What you need to do: Quote each line of the material verbatim, without the pictures.

Data lines:
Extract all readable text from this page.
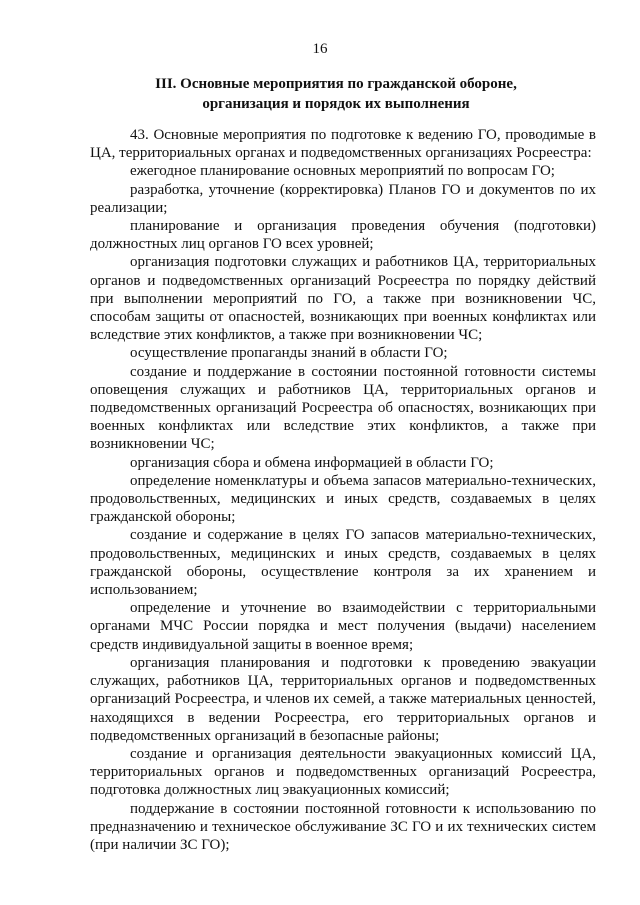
16
III. Основные мероприятия по гражданской обороне,
организация и порядок их выполнения

43. Основные мероприятия по подготовке к ведению ГО, проводимые в ЦА, территориальных органах и подведомственных организациях Росреестра:

ежегодное планирование основных мероприятий по вопросам ГО;

разработка, уточнение (корректировка) Планов ГО и документов по их реализации;

планирование и организация проведения обучения (подготовки) должностных лиц органов ГО всех уровней;

организация подготовки служащих и работников ЦА, территориальных органов и подведомственных организаций Росреестра по порядку действий при выполнении мероприятий по ГО, а также при возникновении ЧС, способам защиты от опасностей, возникающих при военных конфликтах или вследствие этих конфликтов, а также при возникновении ЧС;

осуществление пропаганды знаний в области ГО;

создание и поддержание в состоянии постоянной готовности системы оповещения служащих и работников ЦА, территориальных органов и подведомственных организаций Росреестра об опасностях, возникающих при военных конфликтах или вследствие этих конфликтов, а также при возникновении ЧС;

организация сбора и обмена информацией в области ГО;

определение номенклатуры и объема запасов материально-технических, продовольственных, медицинских и иных средств, создаваемых в целях гражданской обороны;

создание и содержание в целях ГО запасов материально-технических, продовольственных, медицинских и иных средств, создаваемых в целях гражданской обороны, осуществление контроля за их хранением и использованием;

определение и уточнение во взаимодействии с территориальными органами МЧС России порядка и мест получения (выдачи) населением средств индивидуальной защиты в военное время;

организация планирования и подготовки к проведению эвакуации служащих, работников ЦА, территориальных органов и подведомственных организаций Росреестра, и членов их семей, а также материальных ценностей, находящихся в ведении Росреестра, его территориальных органов и подведомственных организаций в безопасные районы;

создание и организация деятельности эвакуационных комиссий ЦА, территориальных органов и подведомственных организаций Росреестра, подготовка должностных лиц эвакуационных комиссий;

поддержание в состоянии постоянной готовности к использованию по предназначению и техническое обслуживание ЗС ГО и их технических систем (при наличии ЗС ГО);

Written response:
Extract all readable text from this page.
16
III. Основные мероприятия по гражданской обороне,
организация и порядок их выполнения

43. Основные мероприятия по подготовке к ведению ГО, проводимые в ЦА, территориальных органах и подведомственных организациях Росреестра:

ежегодное планирование основных мероприятий по вопросам ГО;

разработка, уточнение (корректировка) Планов ГО и документов по их реализации;

планирование и организация проведения обучения (подготовки) должностных лиц органов ГО всех уровней;

организация подготовки служащих и работников ЦА, территориальных органов и подведомственных организаций Росреестра по порядку действий при выполнении мероприятий по ГО, а также при возникновении ЧС, способам защиты от опасностей, возникающих при военных конфликтах или вследствие этих конфликтов, а также при возникновении ЧС;

осуществление пропаганды знаний в области ГО;

создание и поддержание в состоянии постоянной готовности системы оповещения служащих и работников ЦА, территориальных органов и подведомственных организаций Росреестра об опасностях, возникающих при военных конфликтах или вследствие этих конфликтов, а также при возникновении ЧС;

организация сбора и обмена информацией в области ГО;

определение номенклатуры и объема запасов материально-технических, продовольственных, медицинских и иных средств, создаваемых в целях гражданской обороны;

создание и содержание в целях ГО запасов материально-технических, продовольственных, медицинских и иных средств, создаваемых в целях гражданской обороны, осуществление контроля за их хранением и использованием;

определение и уточнение во взаимодействии с территориальными органами МЧС России порядка и мест получения (выдачи) населением средств индивидуальной защиты в военное время;

организация планирования и подготовки к проведению эвакуации служащих, работников ЦА, территориальных органов и подведомственных организаций Росреестра, и членов их семей, а также материальных ценностей, находящихся в ведении Росреестра, его территориальных органов и подведомственных организаций в безопасные районы;

создание и организация деятельности эвакуационных комиссий ЦА, территориальных органов и подведомственных организаций Росреестра, подготовка должностных лиц эвакуационных комиссий;

поддержание в состоянии постоянной готовности к использованию по предназначению и техническое обслуживание ЗС ГО и их технических систем (при наличии ЗС ГО);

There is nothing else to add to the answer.